*Record list*:

>> begin

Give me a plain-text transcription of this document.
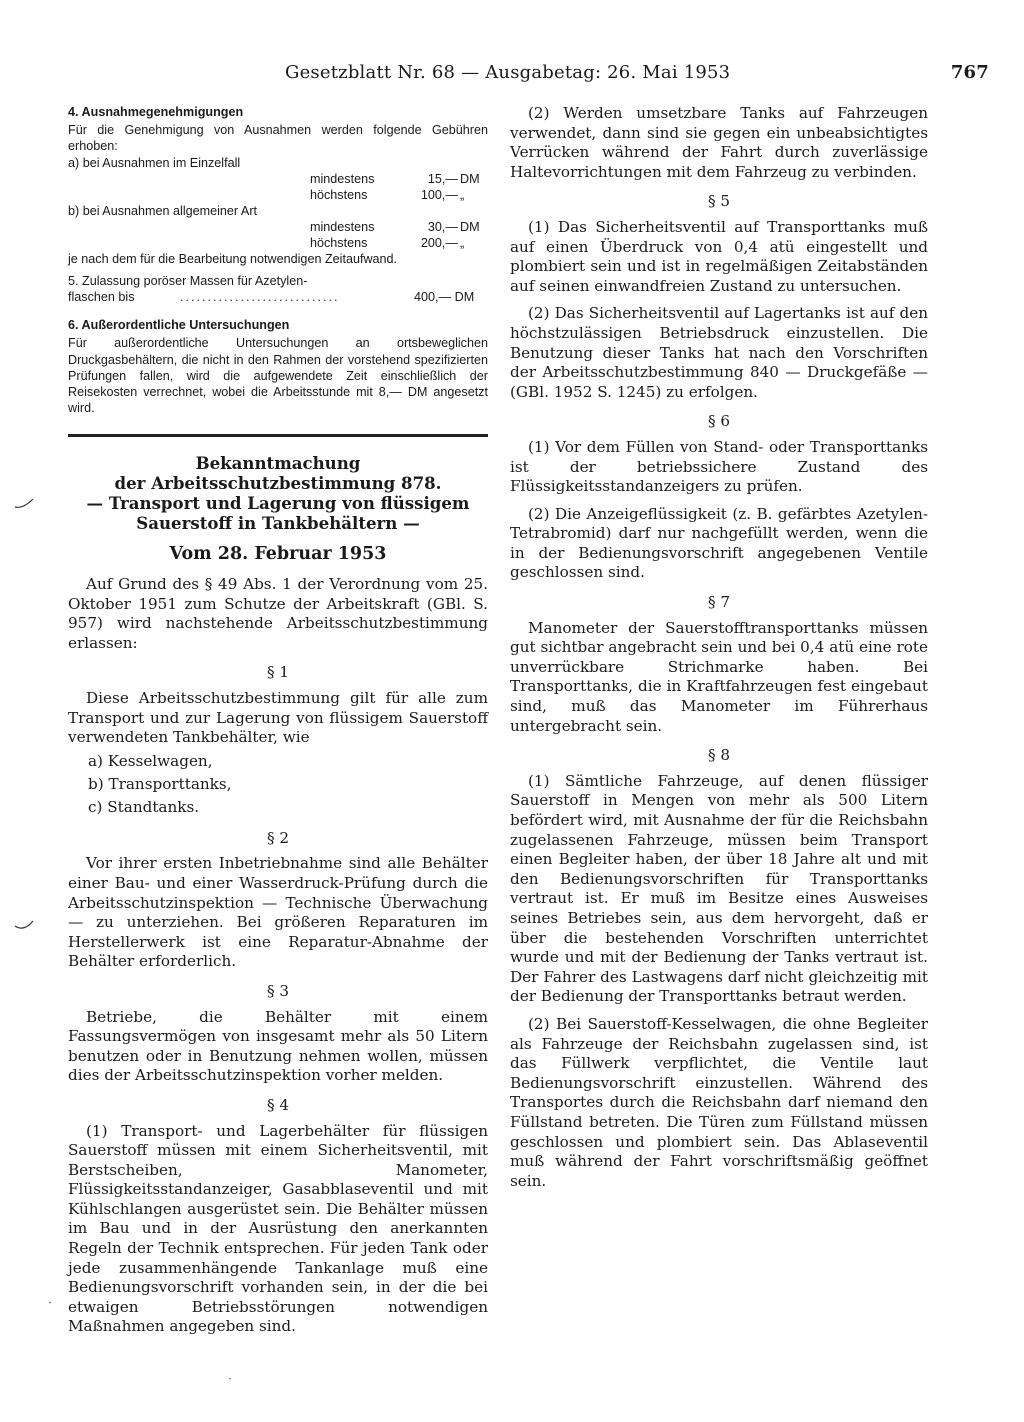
Gesetzblatt Nr. 68 — Ausgabetag: 26. Mai 1953	767
·
·
4. Ausnahmegenehmigungen

Für die Genehmigung von Ausnahmen werden folgende Gebühren erhoben:

a) bei Ausnahmen im Einzelfall

mindestens	15,— DM
höchstens	100,— „

b) bei Ausnahmen allgemeiner Art

mindestens	30,— DM
höchstens	200,— „

je nach dem für die Bearbeitung notwendigen Zeitaufwand.

5. Zulassung poröser Massen für Azetylen-
flaschen bis	.............................	400,— DM
6. Außerordentliche Untersuchungen

Für außerordentliche Untersuchungen an ortsbeweglichen Druckgasbehältern, die nicht in den Rahmen der vorstehend spezifizierten Prüfungen fallen, wird die aufgewendete Zeit einschließlich der Reisekosten verrechnet, wobei die Arbeitsstunde mit 8,— DM angesetzt wird.

Bekanntmachung
der Arbeitsschutzbestimmung 878.
— Transport und Lagerung von flüssigem
Sauerstoff in Tankbehältern —
Vom 28. Februar 1953

Auf Grund des § 49 Abs. 1 der Verordnung vom 25. Oktober 1951 zum Schutze der Arbeitskraft (GBl. S. 957) wird nachstehende Arbeitsschutzbestimmung erlassen:

§ 1

Diese Arbeitsschutzbestimmung gilt für alle zum Transport und zur Lagerung von flüssigem Sauerstoff verwendeten Tankbehälter, wie

a) Kesselwagen,

b) Transporttanks,

c) Standtanks.

§ 2

Vor ihrer ersten Inbetriebnahme sind alle Behälter einer Bau- und einer Wasserdruck-Prüfung durch die Arbeitsschutzinspektion — Technische Überwachung — zu unterziehen. Bei größeren Reparaturen im Herstellerwerk ist eine Reparatur-Abnahme der Behälter erforderlich.

§ 3

Betriebe, die Behälter mit einem Fassungsvermögen von insgesamt mehr als 50 Litern benutzen oder in Benutzung nehmen wollen, müssen dies der Arbeitsschutzinspektion vorher melden.

§ 4

(1) Transport- und Lagerbehälter für flüssigen Sauerstoff müssen mit einem Sicherheitsventil, mit Berstscheiben, Manometer, Flüssigkeitsstandanzeiger, Gasabblaseventil und mit Kühlschlangen ausgerüstet sein. Die Behälter müssen im Bau und in der Ausrüstung den anerkannten Regeln der Technik entsprechen. Für jeden Tank oder jede zusammenhängende Tankanlage muß eine Bedienungsvorschrift vorhanden sein, in der die bei etwaigen Betriebsstörungen notwendigen Maßnahmen angegeben sind.

(2) Werden umsetzbare Tanks auf Fahrzeugen verwendet, dann sind sie gegen ein unbeabsichtigtes Verrücken während der Fahrt durch zuverlässige Haltevorrichtungen mit dem Fahrzeug zu verbinden.

§ 5

(1) Das Sicherheitsventil auf Transporttanks muß auf einen Überdruck von 0,4 atü eingestellt und plombiert sein und ist in regelmäßigen Zeitabständen auf seinen einwandfreien Zustand zu untersuchen.

(2) Das Sicherheitsventil auf Lagertanks ist auf den höchstzulässigen Betriebsdruck einzustellen. Die Benutzung dieser Tanks hat nach den Vorschriften der Arbeitsschutzbestimmung 840 — Druckgefäße — (GBl. 1952 S. 1245) zu erfolgen.

§ 6

(1) Vor dem Füllen von Stand- oder Transporttanks ist der betriebssichere Zustand des Flüssigkeitsstandanzeigers zu prüfen.

(2) Die Anzeigeflüssigkeit (z. B. gefärbtes Azetylen-Tetrabromid) darf nur nachgefüllt werden, wenn die in der Bedienungsvorschrift angegebenen Ventile geschlossen sind.

§ 7

Manometer der Sauerstofftransporttanks müssen gut sichtbar angebracht sein und bei 0,4 atü eine rote unverrückbare Strichmarke haben. Bei Transporttanks, die in Kraftfahrzeugen fest eingebaut sind, muß das Manometer im Führerhaus untergebracht sein.

§ 8

(1) Sämtliche Fahrzeuge, auf denen flüssiger Sauerstoff in Mengen von mehr als 500 Litern befördert wird, mit Ausnahme der für die Reichsbahn zugelassenen Fahrzeuge, müssen beim Transport einen Begleiter haben, der über 18 Jahre alt und mit den Bedienungsvorschriften für Transporttanks vertraut ist. Er muß im Besitze eines Ausweises seines Betriebes sein, aus dem hervorgeht, daß er über die bestehenden Vorschriften unterrichtet wurde und mit der Bedienung der Tanks vertraut ist. Der Fahrer des Lastwagens darf nicht gleichzeitig mit der Bedienung der Transporttanks betraut werden.

(2) Bei Sauerstoff-Kesselwagen, die ohne Begleiter als Fahrzeuge der Reichsbahn zugelassen sind, ist das Füllwerk verpflichtet, die Ventile laut Bedienungsvorschrift einzustellen. Während des Transportes durch die Reichsbahn darf niemand den Füllstand betreten. Die Türen zum Füllstand müssen geschlossen und plombiert sein. Das Ablaseventil muß während der Fahrt vorschriftsmäßig geöffnet sein.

>> end

*Written problem*: Quote the data above in full and without alteration; skip the pictures.

*The output*:
Give me a plain-text transcription of this document.
Gesetzblatt Nr. 68 — Ausgabetag: 26. Mai 1953	767
·
·
4. Ausnahmegenehmigungen

Für die Genehmigung von Ausnahmen werden folgende Gebühren erhoben:

a) bei Ausnahmen im Einzelfall

mindestens	15,— DM
höchstens	100,— „

b) bei Ausnahmen allgemeiner Art

mindestens	30,— DM
höchstens	200,— „

je nach dem für die Bearbeitung notwendigen Zeitaufwand.

5. Zulassung poröser Massen für Azetylen-
flaschen bis	.............................	400,— DM
6. Außerordentliche Untersuchungen

Für außerordentliche Untersuchungen an ortsbeweglichen Druckgasbehältern, die nicht in den Rahmen der vorstehend spezifizierten Prüfungen fallen, wird die aufgewendete Zeit einschließlich der Reisekosten verrechnet, wobei die Arbeitsstunde mit 8,— DM angesetzt wird.

Bekanntmachung
der Arbeitsschutzbestimmung 878.
— Transport und Lagerung von flüssigem
Sauerstoff in Tankbehältern —
Vom 28. Februar 1953

Auf Grund des § 49 Abs. 1 der Verordnung vom 25. Oktober 1951 zum Schutze der Arbeitskraft (GBl. S. 957) wird nachstehende Arbeitsschutzbestimmung erlassen:

§ 1

Diese Arbeitsschutzbestimmung gilt für alle zum Transport und zur Lagerung von flüssigem Sauerstoff verwendeten Tankbehälter, wie

a) Kesselwagen,

b) Transporttanks,

c) Standtanks.

§ 2

Vor ihrer ersten Inbetriebnahme sind alle Behälter einer Bau- und einer Wasserdruck-Prüfung durch die Arbeitsschutzinspektion — Technische Überwachung — zu unterziehen. Bei größeren Reparaturen im Herstellerwerk ist eine Reparatur-Abnahme der Behälter erforderlich.

§ 3

Betriebe, die Behälter mit einem Fassungsvermögen von insgesamt mehr als 50 Litern benutzen oder in Benutzung nehmen wollen, müssen dies der Arbeitsschutzinspektion vorher melden.

§ 4

(1) Transport- und Lagerbehälter für flüssigen Sauerstoff müssen mit einem Sicherheitsventil, mit Berstscheiben, Manometer, Flüssigkeitsstandanzeiger, Gasabblaseventil und mit Kühlschlangen ausgerüstet sein. Die Behälter müssen im Bau und in der Ausrüstung den anerkannten Regeln der Technik entsprechen. Für jeden Tank oder jede zusammenhängende Tankanlage muß eine Bedienungsvorschrift vorhanden sein, in der die bei etwaigen Betriebsstörungen notwendigen Maßnahmen angegeben sind.

(2) Werden umsetzbare Tanks auf Fahrzeugen verwendet, dann sind sie gegen ein unbeabsichtigtes Verrücken während der Fahrt durch zuverlässige Haltevorrichtungen mit dem Fahrzeug zu verbinden.

§ 5

(1) Das Sicherheitsventil auf Transporttanks muß auf einen Überdruck von 0,4 atü eingestellt und plombiert sein und ist in regelmäßigen Zeitabständen auf seinen einwandfreien Zustand zu untersuchen.

(2) Das Sicherheitsventil auf Lagertanks ist auf den höchstzulässigen Betriebsdruck einzustellen. Die Benutzung dieser Tanks hat nach den Vorschriften der Arbeitsschutzbestimmung 840 — Druckgefäße — (GBl. 1952 S. 1245) zu erfolgen.

§ 6

(1) Vor dem Füllen von Stand- oder Transporttanks ist der betriebssichere Zustand des Flüssigkeitsstandanzeigers zu prüfen.

(2) Die Anzeigeflüssigkeit (z. B. gefärbtes Azetylen-Tetrabromid) darf nur nachgefüllt werden, wenn die in der Bedienungsvorschrift angegebenen Ventile geschlossen sind.

§ 7

Manometer der Sauerstofftransporttanks müssen gut sichtbar angebracht sein und bei 0,4 atü eine rote unverrückbare Strichmarke haben. Bei Transporttanks, die in Kraftfahrzeugen fest eingebaut sind, muß das Manometer im Führerhaus untergebracht sein.

§ 8

(1) Sämtliche Fahrzeuge, auf denen flüssiger Sauerstoff in Mengen von mehr als 500 Litern befördert wird, mit Ausnahme der für die Reichsbahn zugelassenen Fahrzeuge, müssen beim Transport einen Begleiter haben, der über 18 Jahre alt und mit den Bedienungsvorschriften für Transporttanks vertraut ist. Er muß im Besitze eines Ausweises seines Betriebes sein, aus dem hervorgeht, daß er über die bestehenden Vorschriften unterrichtet wurde und mit der Bedienung der Tanks vertraut ist. Der Fahrer des Lastwagens darf nicht gleichzeitig mit der Bedienung der Transporttanks betraut werden.

(2) Bei Sauerstoff-Kesselwagen, die ohne Begleiter als Fahrzeuge der Reichsbahn zugelassen sind, ist das Füllwerk verpflichtet, die Ventile laut Bedienungsvorschrift einzustellen. Während des Transportes durch die Reichsbahn darf niemand den Füllstand betreten. Die Türen zum Füllstand müssen geschlossen und plombiert sein. Das Ablaseventil muß während der Fahrt vorschriftsmäßig geöffnet sein.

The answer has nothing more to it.